[AIM OF THE EXERCISE] Each line of the data must be set down again without a single difference.

[MATERIAL FOR THIS EXERCISE]

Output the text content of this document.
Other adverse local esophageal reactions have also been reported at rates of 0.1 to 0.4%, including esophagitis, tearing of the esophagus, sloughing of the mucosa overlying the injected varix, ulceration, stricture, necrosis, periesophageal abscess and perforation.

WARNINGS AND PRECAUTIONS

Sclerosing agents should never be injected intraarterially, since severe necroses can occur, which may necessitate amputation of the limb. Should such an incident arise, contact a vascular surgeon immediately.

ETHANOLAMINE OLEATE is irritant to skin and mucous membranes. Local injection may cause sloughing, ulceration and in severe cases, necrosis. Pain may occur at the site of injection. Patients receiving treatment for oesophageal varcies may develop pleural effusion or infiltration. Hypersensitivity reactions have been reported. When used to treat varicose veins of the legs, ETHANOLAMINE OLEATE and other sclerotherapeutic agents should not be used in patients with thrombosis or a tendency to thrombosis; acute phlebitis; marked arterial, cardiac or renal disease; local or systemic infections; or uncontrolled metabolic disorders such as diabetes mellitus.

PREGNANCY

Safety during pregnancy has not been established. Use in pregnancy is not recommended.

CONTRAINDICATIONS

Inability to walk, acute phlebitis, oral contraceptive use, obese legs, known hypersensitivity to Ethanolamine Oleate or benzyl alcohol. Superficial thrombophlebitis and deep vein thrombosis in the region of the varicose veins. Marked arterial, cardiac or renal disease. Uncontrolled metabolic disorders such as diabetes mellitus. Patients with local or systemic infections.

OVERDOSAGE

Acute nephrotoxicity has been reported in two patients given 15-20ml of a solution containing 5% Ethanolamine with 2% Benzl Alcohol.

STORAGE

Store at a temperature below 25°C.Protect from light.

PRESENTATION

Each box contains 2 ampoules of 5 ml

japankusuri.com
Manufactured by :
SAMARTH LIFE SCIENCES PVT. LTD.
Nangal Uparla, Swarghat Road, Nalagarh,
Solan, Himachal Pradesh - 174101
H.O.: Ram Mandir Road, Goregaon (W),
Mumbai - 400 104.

[TASK ANSWER]
Output the text content of this document.
Other adverse local esophageal reactions have also been reported at rates of 0.1 to 0.4%, including esophagitis, tearing of the esophagus, sloughing of the mucosa overlying the injected varix, ulceration, stricture, necrosis, periesophageal abscess and perforation.

WARNINGS AND PRECAUTIONS

Sclerosing agents should never be injected intraarterially, since severe necroses can occur, which may necessitate amputation of the limb. Should such an incident arise, contact a vascular surgeon immediately.

ETHANOLAMINE OLEATE is irritant to skin and mucous membranes. Local injection may cause sloughing, ulceration and in severe cases, necrosis. Pain may occur at the site of injection. Patients receiving treatment for oesophageal varcies may develop pleural effusion or infiltration. Hypersensitivity reactions have been reported. When used to treat varicose veins of the legs, ETHANOLAMINE OLEATE and other sclerotherapeutic agents should not be used in patients with thrombosis or a tendency to thrombosis; acute phlebitis; marked arterial, cardiac or renal disease; local or systemic infections; or uncontrolled metabolic disorders such as diabetes mellitus.

PREGNANCY

Safety during pregnancy has not been established. Use in pregnancy is not recommended.

CONTRAINDICATIONS

Inability to walk, acute phlebitis, oral contraceptive use, obese legs, known hypersensitivity to Ethanolamine Oleate or benzyl alcohol. Superficial thrombophlebitis and deep vein thrombosis in the region of the varicose veins. Marked arterial, cardiac or renal disease. Uncontrolled metabolic disorders such as diabetes mellitus. Patients with local or systemic infections.

OVERDOSAGE

Acute nephrotoxicity has been reported in two patients given 15-20ml of a solution containing 5% Ethanolamine with 2% Benzl Alcohol.

STORAGE

Store at a temperature below 25°C.Protect from light.

PRESENTATION

Each box contains 2 ampoules of 5 ml

japankusuri.com
Manufactured by :
SAMARTH LIFE SCIENCES PVT. LTD.
Nangal Uparla, Swarghat Road, Nalagarh,
Solan, Himachal Pradesh - 174101
H.O.: Ram Mandir Road, Goregaon (W),
Mumbai - 400 104.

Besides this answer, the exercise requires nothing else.